BEGIN
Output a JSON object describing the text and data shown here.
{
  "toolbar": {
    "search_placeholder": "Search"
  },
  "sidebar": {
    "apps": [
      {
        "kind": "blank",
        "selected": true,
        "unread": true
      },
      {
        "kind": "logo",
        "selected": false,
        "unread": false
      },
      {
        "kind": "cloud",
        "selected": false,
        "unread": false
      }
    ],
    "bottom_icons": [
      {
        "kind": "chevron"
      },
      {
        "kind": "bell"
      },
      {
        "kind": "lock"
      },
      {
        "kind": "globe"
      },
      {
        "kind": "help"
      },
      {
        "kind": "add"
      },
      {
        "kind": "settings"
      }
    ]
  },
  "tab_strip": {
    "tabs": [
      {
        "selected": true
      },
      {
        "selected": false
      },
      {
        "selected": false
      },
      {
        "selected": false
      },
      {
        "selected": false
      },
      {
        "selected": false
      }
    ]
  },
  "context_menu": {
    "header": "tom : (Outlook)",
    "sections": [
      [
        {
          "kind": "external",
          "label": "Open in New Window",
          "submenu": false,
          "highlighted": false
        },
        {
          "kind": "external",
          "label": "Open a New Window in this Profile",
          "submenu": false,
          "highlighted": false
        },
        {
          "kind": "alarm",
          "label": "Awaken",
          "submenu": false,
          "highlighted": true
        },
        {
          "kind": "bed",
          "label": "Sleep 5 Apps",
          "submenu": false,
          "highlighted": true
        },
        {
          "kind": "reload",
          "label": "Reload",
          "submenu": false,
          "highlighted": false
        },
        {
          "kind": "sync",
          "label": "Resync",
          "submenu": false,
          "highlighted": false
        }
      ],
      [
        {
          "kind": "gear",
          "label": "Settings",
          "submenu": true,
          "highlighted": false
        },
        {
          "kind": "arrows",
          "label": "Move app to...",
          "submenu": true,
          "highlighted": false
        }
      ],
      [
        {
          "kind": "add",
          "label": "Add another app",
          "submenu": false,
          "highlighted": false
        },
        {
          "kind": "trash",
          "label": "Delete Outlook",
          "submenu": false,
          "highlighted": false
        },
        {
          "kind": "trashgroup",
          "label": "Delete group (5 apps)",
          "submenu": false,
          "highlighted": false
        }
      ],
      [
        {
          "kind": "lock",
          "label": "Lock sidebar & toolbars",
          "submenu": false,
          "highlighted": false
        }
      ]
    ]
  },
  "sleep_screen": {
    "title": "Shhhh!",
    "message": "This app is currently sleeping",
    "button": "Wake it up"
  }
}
END
Work required — Write the entries again, exactly as they stand.

Solution to this exercise —
Output a JSON object describing the text and data shown here.
{
  "toolbar": {
    "search_placeholder": "Search"
  },
  "sidebar": {
    "apps": [
      {
        "kind": "blank",
        "selected": true,
        "unread": true
      },
      {
        "kind": "logo",
        "selected": false,
        "unread": false
      },
      {
        "kind": "cloud",
        "selected": false,
        "unread": false
      }
    ],
    "bottom_icons": [
      {
        "kind": "chevron"
      },
      {
        "kind": "bell"
      },
      {
        "kind": "lock"
      },
      {
        "kind": "globe"
      },
      {
        "kind": "help"
      },
      {
        "kind": "add"
      },
      {
        "kind": "settings"
      }
    ]
  },
  "tab_strip": {
    "tabs": [
      {
        "selected": true
      },
      {
        "selected": false
      },
      {
        "selected": false
      },
      {
        "selected": false
      },
      {
        "selected": false
      },
      {
        "selected": false
      }
    ]
  },
  "context_menu": {
    "header": "tom : (Outlook)",
    "sections": [
      [
        {
          "kind": "external",
          "label": "Open in New Window",
          "submenu": false,
          "highlighted": false
        },
        {
          "kind": "external",
          "label": "Open a New Window in this Profile",
          "submenu": false,
          "highlighted": false
        },
        {
          "kind": "alarm",
          "label": "Awaken",
          "submenu": false,
          "highlighted": true
        },
        {
          "kind": "bed",
          "label": "Sleep 5 Apps",
          "submenu": false,
          "highlighted": true
        },
        {
          "kind": "reload",
          "label": "Reload",
          "submenu": false,
          "highlighted": false
        },
        {
          "kind": "sync",
          "label": "Resync",
          "submenu": false,
          "highlighted": false
        }
      ],
      [
        {
          "kind": "gear",
          "label": "Settings",
          "submenu": true,
          "highlighted": false
        },
        {
          "kind": "arrows",
          "label": "Move app to...",
          "submenu": true,
          "highlighted": false
        }
      ],
      [
        {
          "kind": "add",
          "label": "Add another app",
          "submenu": false,
          "highlighted": false
        },
        {
          "kind": "trash",
          "label": "Delete Outlook",
          "submenu": false,
          "highlighted": false
        },
        {
          "kind": "trashgroup",
          "label": "Delete group (5 apps)",
          "submenu": false,
          "highlighted": false
        }
      ],
      [
        {
          "kind": "lock",
          "label": "Lock sidebar & toolbars",
          "submenu": false,
          "highlighted": false
        }
      ]
    ]
  },
  "sleep_screen": {
    "title": "Shhhh!",
    "message": "This app is currently sleeping",
    "button": "Wake it up"
  }
}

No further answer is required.